AIM OF THE EXERCISE: Copy the listing below in full and skip every picture.

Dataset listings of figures

-- begin --

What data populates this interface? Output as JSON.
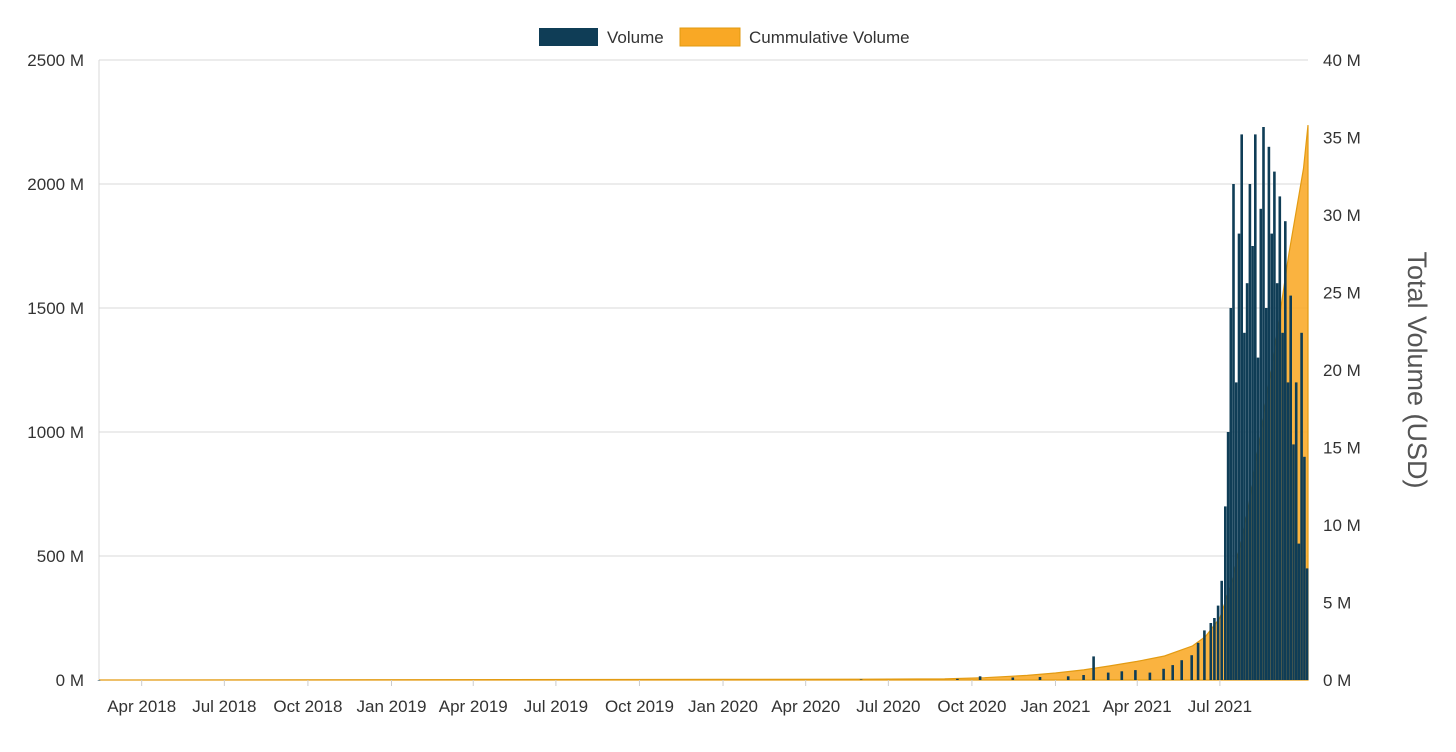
{
  "chart_data": {
    "type": "bar",
    "title": "",
    "xlabel": "",
    "ylabel": "",
    "y2label": "Total Volume (USD)",
    "ylim": [
      0,
      2500
    ],
    "y2lim": [
      0,
      40
    ],
    "grid": true,
    "legend_position": "top-center",
    "x_range": [
      "2018-02-13",
      "2021-10-06"
    ],
    "x_tick_labels": [
      "Apr 2018",
      "Jul 2018",
      "Oct 2018",
      "Jan 2019",
      "Apr 2019",
      "Jul 2019",
      "Oct 2019",
      "Jan 2020",
      "Apr 2020",
      "Jul 2020",
      "Oct 2020",
      "Jan 2021",
      "Apr 2021",
      "Jul 2021"
    ],
    "y_tick_labels": [
      "0 M",
      "500 M",
      "1000 M",
      "1500 M",
      "2000 M",
      "2500 M"
    ],
    "y2_tick_labels": [
      "0 M",
      "5 M",
      "10 M",
      "15 M",
      "20 M",
      "25 M",
      "30 M",
      "35 M",
      "40 M"
    ],
    "series": [
      {
        "name": "Volume",
        "type": "bar",
        "axis": "left",
        "color": "#0f3d56",
        "x": [
          "2018-02-13",
          "2020-06-01",
          "2020-09-15",
          "2020-10-10",
          "2020-11-15",
          "2020-12-15",
          "2021-01-15",
          "2021-02-01",
          "2021-02-12",
          "2021-02-28",
          "2021-03-15",
          "2021-03-30",
          "2021-04-15",
          "2021-04-30",
          "2021-05-10",
          "2021-05-20",
          "2021-05-31",
          "2021-06-07",
          "2021-06-14",
          "2021-06-21",
          "2021-06-25",
          "2021-06-29",
          "2021-07-03",
          "2021-07-07",
          "2021-07-10",
          "2021-07-13",
          "2021-07-16",
          "2021-07-19",
          "2021-07-22",
          "2021-07-25",
          "2021-07-28",
          "2021-07-31",
          "2021-08-03",
          "2021-08-06",
          "2021-08-09",
          "2021-08-12",
          "2021-08-15",
          "2021-08-18",
          "2021-08-21",
          "2021-08-24",
          "2021-08-27",
          "2021-08-30",
          "2021-09-02",
          "2021-09-05",
          "2021-09-08",
          "2021-09-11",
          "2021-09-14",
          "2021-09-17",
          "2021-09-20",
          "2021-09-23",
          "2021-09-26",
          "2021-09-29",
          "2021-10-02",
          "2021-10-05"
        ],
        "values": [
          0,
          2,
          5,
          15,
          10,
          12,
          15,
          20,
          95,
          30,
          35,
          40,
          30,
          45,
          60,
          80,
          100,
          150,
          200,
          230,
          250,
          300,
          400,
          700,
          1000,
          1500,
          2000,
          1200,
          1800,
          2200,
          1400,
          1600,
          2000,
          1750,
          2200,
          1300,
          1900,
          2230,
          1500,
          2150,
          1800,
          2050,
          1600,
          1950,
          1400,
          1850,
          1200,
          1550,
          950,
          1200,
          550,
          1400,
          900,
          450
        ]
      },
      {
        "name": "Cummulative Volume",
        "type": "area",
        "axis": "right",
        "color": "#f9a825",
        "x": [
          "2018-02-13",
          "2019-01-01",
          "2020-01-01",
          "2020-06-01",
          "2020-09-01",
          "2020-10-15",
          "2020-12-01",
          "2021-01-01",
          "2021-02-01",
          "2021-03-01",
          "2021-04-01",
          "2021-05-01",
          "2021-06-01",
          "2021-06-15",
          "2021-07-01",
          "2021-07-15",
          "2021-08-01",
          "2021-08-15",
          "2021-09-01",
          "2021-09-15",
          "2021-10-01",
          "2021-10-06"
        ],
        "values": [
          0,
          0.02,
          0.04,
          0.05,
          0.08,
          0.15,
          0.3,
          0.45,
          0.65,
          0.9,
          1.2,
          1.55,
          2.2,
          2.8,
          4.0,
          6.5,
          11.0,
          16.0,
          22.0,
          27.5,
          33.0,
          35.8
        ]
      }
    ]
  }
}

-- end --

FINAL RESULT:
What data populates this interface? Output as JSON.
{
  "chart_data": {
    "type": "bar",
    "title": "",
    "xlabel": "",
    "ylabel": "",
    "y2label": "Total Volume (USD)",
    "ylim": [
      0,
      2500
    ],
    "y2lim": [
      0,
      40
    ],
    "grid": true,
    "legend_position": "top-center",
    "x_range": [
      "2018-02-13",
      "2021-10-06"
    ],
    "x_tick_labels": [
      "Apr 2018",
      "Jul 2018",
      "Oct 2018",
      "Jan 2019",
      "Apr 2019",
      "Jul 2019",
      "Oct 2019",
      "Jan 2020",
      "Apr 2020",
      "Jul 2020",
      "Oct 2020",
      "Jan 2021",
      "Apr 2021",
      "Jul 2021"
    ],
    "y_tick_labels": [
      "0 M",
      "500 M",
      "1000 M",
      "1500 M",
      "2000 M",
      "2500 M"
    ],
    "y2_tick_labels": [
      "0 M",
      "5 M",
      "10 M",
      "15 M",
      "20 M",
      "25 M",
      "30 M",
      "35 M",
      "40 M"
    ],
    "series": [
      {
        "name": "Volume",
        "type": "bar",
        "axis": "left",
        "color": "#0f3d56",
        "x": [
          "2018-02-13",
          "2020-06-01",
          "2020-09-15",
          "2020-10-10",
          "2020-11-15",
          "2020-12-15",
          "2021-01-15",
          "2021-02-01",
          "2021-02-12",
          "2021-02-28",
          "2021-03-15",
          "2021-03-30",
          "2021-04-15",
          "2021-04-30",
          "2021-05-10",
          "2021-05-20",
          "2021-05-31",
          "2021-06-07",
          "2021-06-14",
          "2021-06-21",
          "2021-06-25",
          "2021-06-29",
          "2021-07-03",
          "2021-07-07",
          "2021-07-10",
          "2021-07-13",
          "2021-07-16",
          "2021-07-19",
          "2021-07-22",
          "2021-07-25",
          "2021-07-28",
          "2021-07-31",
          "2021-08-03",
          "2021-08-06",
          "2021-08-09",
          "2021-08-12",
          "2021-08-15",
          "2021-08-18",
          "2021-08-21",
          "2021-08-24",
          "2021-08-27",
          "2021-08-30",
          "2021-09-02",
          "2021-09-05",
          "2021-09-08",
          "2021-09-11",
          "2021-09-14",
          "2021-09-17",
          "2021-09-20",
          "2021-09-23",
          "2021-09-26",
          "2021-09-29",
          "2021-10-02",
          "2021-10-05"
        ],
        "values": [
          0,
          2,
          5,
          15,
          10,
          12,
          15,
          20,
          95,
          30,
          35,
          40,
          30,
          45,
          60,
          80,
          100,
          150,
          200,
          230,
          250,
          300,
          400,
          700,
          1000,
          1500,
          2000,
          1200,
          1800,
          2200,
          1400,
          1600,
          2000,
          1750,
          2200,
          1300,
          1900,
          2230,
          1500,
          2150,
          1800,
          2050,
          1600,
          1950,
          1400,
          1850,
          1200,
          1550,
          950,
          1200,
          550,
          1400,
          900,
          450
        ]
      },
      {
        "name": "Cummulative Volume",
        "type": "area",
        "axis": "right",
        "color": "#f9a825",
        "x": [
          "2018-02-13",
          "2019-01-01",
          "2020-01-01",
          "2020-06-01",
          "2020-09-01",
          "2020-10-15",
          "2020-12-01",
          "2021-01-01",
          "2021-02-01",
          "2021-03-01",
          "2021-04-01",
          "2021-05-01",
          "2021-06-01",
          "2021-06-15",
          "2021-07-01",
          "2021-07-15",
          "2021-08-01",
          "2021-08-15",
          "2021-09-01",
          "2021-09-15",
          "2021-10-01",
          "2021-10-06"
        ],
        "values": [
          0,
          0.02,
          0.04,
          0.05,
          0.08,
          0.15,
          0.3,
          0.45,
          0.65,
          0.9,
          1.2,
          1.55,
          2.2,
          2.8,
          4.0,
          6.5,
          11.0,
          16.0,
          22.0,
          27.5,
          33.0,
          35.8
        ]
      }
    ]
  }
}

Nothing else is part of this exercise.